Goal:
Please report every line from the material that contains the word "Supply".

(Data excerpts)
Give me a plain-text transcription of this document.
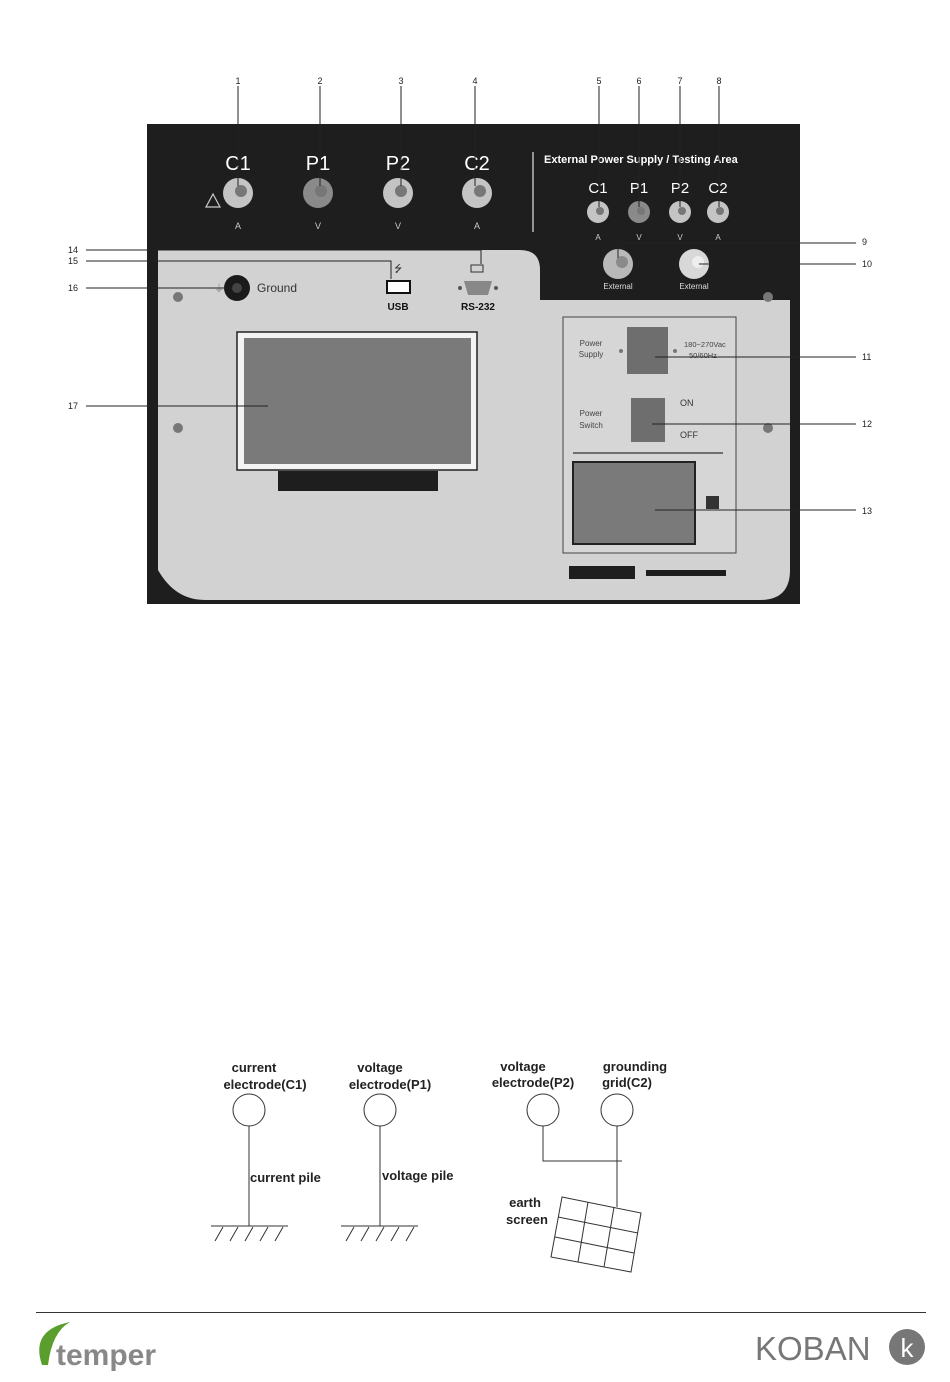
C1
A
P1
V
P2
V
C2
A
External Power Supply / Testing Area
C1
A
P1
V
P2
V
C2
A
External	External
⏚	Ground
⭍
USB	RS-232
Power
Supply
180~270Vac
50/60Hz
Power
Switch
ON
OFF
1	2	3	4	5	6	7	8
9
10
11
12
13
14
15
16
17
current
electrode(C1)
voltage
electrode(P1)
voltage
electrode(P2)
grounding
grid(C2)
current pile	voltage pile
earth
screen
temper	KOBAN k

Completed task:
External Power Supply / Testing Area
Supply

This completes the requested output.